§ **Collected data entries**:
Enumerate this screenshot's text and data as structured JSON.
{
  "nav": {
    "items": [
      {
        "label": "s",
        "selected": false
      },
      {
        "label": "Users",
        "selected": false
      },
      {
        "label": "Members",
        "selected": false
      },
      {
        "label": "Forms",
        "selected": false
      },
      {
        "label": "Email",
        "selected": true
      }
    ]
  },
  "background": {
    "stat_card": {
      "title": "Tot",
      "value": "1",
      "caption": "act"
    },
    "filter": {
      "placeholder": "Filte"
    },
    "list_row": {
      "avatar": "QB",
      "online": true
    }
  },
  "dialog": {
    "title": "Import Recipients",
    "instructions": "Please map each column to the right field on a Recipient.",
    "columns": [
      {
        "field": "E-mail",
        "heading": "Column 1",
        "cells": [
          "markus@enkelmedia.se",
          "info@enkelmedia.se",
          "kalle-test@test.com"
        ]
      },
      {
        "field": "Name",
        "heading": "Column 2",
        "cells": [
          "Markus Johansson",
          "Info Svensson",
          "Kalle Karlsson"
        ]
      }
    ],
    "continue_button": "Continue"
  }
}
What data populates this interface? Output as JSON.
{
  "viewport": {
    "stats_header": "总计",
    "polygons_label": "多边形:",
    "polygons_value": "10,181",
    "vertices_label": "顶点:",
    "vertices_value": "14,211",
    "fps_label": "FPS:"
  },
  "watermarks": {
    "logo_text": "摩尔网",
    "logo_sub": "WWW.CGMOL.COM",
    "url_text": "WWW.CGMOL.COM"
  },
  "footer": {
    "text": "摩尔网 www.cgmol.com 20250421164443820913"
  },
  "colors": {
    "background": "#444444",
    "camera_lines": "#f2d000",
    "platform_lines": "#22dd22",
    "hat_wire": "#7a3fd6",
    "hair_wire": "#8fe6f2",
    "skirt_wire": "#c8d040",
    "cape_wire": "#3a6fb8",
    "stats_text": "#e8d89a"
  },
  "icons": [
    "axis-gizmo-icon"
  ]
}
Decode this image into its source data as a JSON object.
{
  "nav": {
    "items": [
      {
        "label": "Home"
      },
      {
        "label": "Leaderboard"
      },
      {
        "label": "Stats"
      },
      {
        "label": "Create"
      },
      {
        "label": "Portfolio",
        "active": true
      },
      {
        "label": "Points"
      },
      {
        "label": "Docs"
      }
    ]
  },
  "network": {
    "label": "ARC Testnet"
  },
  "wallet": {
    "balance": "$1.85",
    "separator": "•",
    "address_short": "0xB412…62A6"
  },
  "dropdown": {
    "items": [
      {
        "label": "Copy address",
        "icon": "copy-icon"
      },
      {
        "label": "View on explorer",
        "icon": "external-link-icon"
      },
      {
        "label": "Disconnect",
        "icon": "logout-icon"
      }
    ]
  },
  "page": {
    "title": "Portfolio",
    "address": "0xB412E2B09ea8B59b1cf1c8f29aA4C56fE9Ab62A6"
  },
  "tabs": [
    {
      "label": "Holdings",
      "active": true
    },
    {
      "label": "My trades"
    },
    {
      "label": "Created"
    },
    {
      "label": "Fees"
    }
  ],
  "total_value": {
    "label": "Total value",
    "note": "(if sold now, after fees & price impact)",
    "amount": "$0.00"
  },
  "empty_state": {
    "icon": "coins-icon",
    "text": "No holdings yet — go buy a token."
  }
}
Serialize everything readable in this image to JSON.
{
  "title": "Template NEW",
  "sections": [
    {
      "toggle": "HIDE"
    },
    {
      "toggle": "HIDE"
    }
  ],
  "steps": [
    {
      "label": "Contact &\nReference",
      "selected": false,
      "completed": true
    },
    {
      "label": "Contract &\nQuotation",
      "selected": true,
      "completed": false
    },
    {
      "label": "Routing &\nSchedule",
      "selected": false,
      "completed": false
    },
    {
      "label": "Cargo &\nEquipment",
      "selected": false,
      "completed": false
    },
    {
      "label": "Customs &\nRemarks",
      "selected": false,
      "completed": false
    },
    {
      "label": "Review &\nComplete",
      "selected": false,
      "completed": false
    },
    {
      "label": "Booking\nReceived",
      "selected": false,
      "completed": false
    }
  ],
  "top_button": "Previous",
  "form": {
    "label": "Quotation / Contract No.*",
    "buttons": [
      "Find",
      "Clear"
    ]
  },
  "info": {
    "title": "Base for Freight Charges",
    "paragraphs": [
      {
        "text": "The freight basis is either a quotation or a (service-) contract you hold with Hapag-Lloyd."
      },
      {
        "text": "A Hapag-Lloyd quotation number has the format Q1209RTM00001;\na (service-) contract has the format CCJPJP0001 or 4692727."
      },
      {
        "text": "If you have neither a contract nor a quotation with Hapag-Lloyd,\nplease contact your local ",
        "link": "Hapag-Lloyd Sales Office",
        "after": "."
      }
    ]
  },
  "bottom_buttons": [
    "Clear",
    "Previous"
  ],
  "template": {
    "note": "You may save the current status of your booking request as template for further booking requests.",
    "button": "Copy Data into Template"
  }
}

§ **Problem requirements**:
The whole listing above needs to be written out again exactly.

§ **Answer for this exercise**:
Enumerate this screenshot's text and data as structured JSON.
{
  "nav": {
    "items": [
      {
        "label": "s",
        "selected": false
      },
      {
        "label": "Users",
        "selected": false
      },
      {
        "label": "Members",
        "selected": false
      },
      {
        "label": "Forms",
        "selected": false
      },
      {
        "label": "Email",
        "selected": true
      }
    ]
  },
  "background": {
    "stat_card": {
      "title": "Tot",
      "value": "1",
      "caption": "act"
    },
    "filter": {
      "placeholder": "Filte"
    },
    "list_row": {
      "avatar": "QB",
      "online": true
    }
  },
  "dialog": {
    "title": "Import Recipients",
    "instructions": "Please map each column to the right field on a Recipient.",
    "columns": [
      {
        "field": "E-mail",
        "heading": "Column 1",
        "cells": [
          "markus@enkelmedia.se",
          "info@enkelmedia.se",
          "kalle-test@test.com"
        ]
      },
      {
        "field": "Name",
        "heading": "Column 2",
        "cells": [
          "Markus Johansson",
          "Info Svensson",
          "Kalle Karlsson"
        ]
      }
    ],
    "continue_button": "Continue"
  }
}
What data populates this interface? Output as JSON.
{
  "viewport": {
    "stats_header": "总计",
    "polygons_label": "多边形:",
    "polygons_value": "10,181",
    "vertices_label": "顶点:",
    "vertices_value": "14,211",
    "fps_label": "FPS:"
  },
  "watermarks": {
    "logo_text": "摩尔网",
    "logo_sub": "WWW.CGMOL.COM",
    "url_text": "WWW.CGMOL.COM"
  },
  "footer": {
    "text": "摩尔网 www.cgmol.com 20250421164443820913"
  },
  "colors": {
    "background": "#444444",
    "camera_lines": "#f2d000",
    "platform_lines": "#22dd22",
    "hat_wire": "#7a3fd6",
    "hair_wire": "#8fe6f2",
    "skirt_wire": "#c8d040",
    "cape_wire": "#3a6fb8",
    "stats_text": "#e8d89a"
  },
  "icons": [
    "axis-gizmo-icon"
  ]
}
Decode this image into its source data as a JSON object.
{
  "nav": {
    "items": [
      {
        "label": "Home"
      },
      {
        "label": "Leaderboard"
      },
      {
        "label": "Stats"
      },
      {
        "label": "Create"
      },
      {
        "label": "Portfolio",
        "active": true
      },
      {
        "label": "Points"
      },
      {
        "label": "Docs"
      }
    ]
  },
  "network": {
    "label": "ARC Testnet"
  },
  "wallet": {
    "balance": "$1.85",
    "separator": "•",
    "address_short": "0xB412…62A6"
  },
  "dropdown": {
    "items": [
      {
        "label": "Copy address",
        "icon": "copy-icon"
      },
      {
        "label": "View on explorer",
        "icon": "external-link-icon"
      },
      {
        "label": "Disconnect",
        "icon": "logout-icon"
      }
    ]
  },
  "page": {
    "title": "Portfolio",
    "address": "0xB412E2B09ea8B59b1cf1c8f29aA4C56fE9Ab62A6"
  },
  "tabs": [
    {
      "label": "Holdings",
      "active": true
    },
    {
      "label": "My trades"
    },
    {
      "label": "Created"
    },
    {
      "label": "Fees"
    }
  ],
  "total_value": {
    "label": "Total value",
    "note": "(if sold now, after fees & price impact)",
    "amount": "$0.00"
  },
  "empty_state": {
    "icon": "coins-icon",
    "text": "No holdings yet — go buy a token."
  }
}
Serialize everything readable in this image to JSON.
{
  "title": "Template NEW",
  "sections": [
    {
      "toggle": "HIDE"
    },
    {
      "toggle": "HIDE"
    }
  ],
  "steps": [
    {
      "label": "Contact &\nReference",
      "selected": false,
      "completed": true
    },
    {
      "label": "Contract &\nQuotation",
      "selected": true,
      "completed": false
    },
    {
      "label": "Routing &\nSchedule",
      "selected": false,
      "completed": false
    },
    {
      "label": "Cargo &\nEquipment",
      "selected": false,
      "completed": false
    },
    {
      "label": "Customs &\nRemarks",
      "selected": false,
      "completed": false
    },
    {
      "label": "Review &\nComplete",
      "selected": false,
      "completed": false
    },
    {
      "label": "Booking\nReceived",
      "selected": false,
      "completed": false
    }
  ],
  "top_button": "Previous",
  "form": {
    "label": "Quotation / Contract No.*",
    "buttons": [
      "Find",
      "Clear"
    ]
  },
  "info": {
    "title": "Base for Freight Charges",
    "paragraphs": [
      {
        "text": "The freight basis is either a quotation or a (service-) contract you hold with Hapag-Lloyd."
      },
      {
        "text": "A Hapag-Lloyd quotation number has the format Q1209RTM00001;\na (service-) contract has the format CCJPJP0001 or 4692727."
      },
      {
        "text": "If you have neither a contract nor a quotation with Hapag-Lloyd,\nplease contact your local ",
        "link": "Hapag-Lloyd Sales Office",
        "after": "."
      }
    ]
  },
  "bottom_buttons": [
    "Clear",
    "Previous"
  ],
  "template": {
    "note": "You may save the current status of your booking request as template for further booking requests.",
    "button": "Copy Data into Template"
  }
}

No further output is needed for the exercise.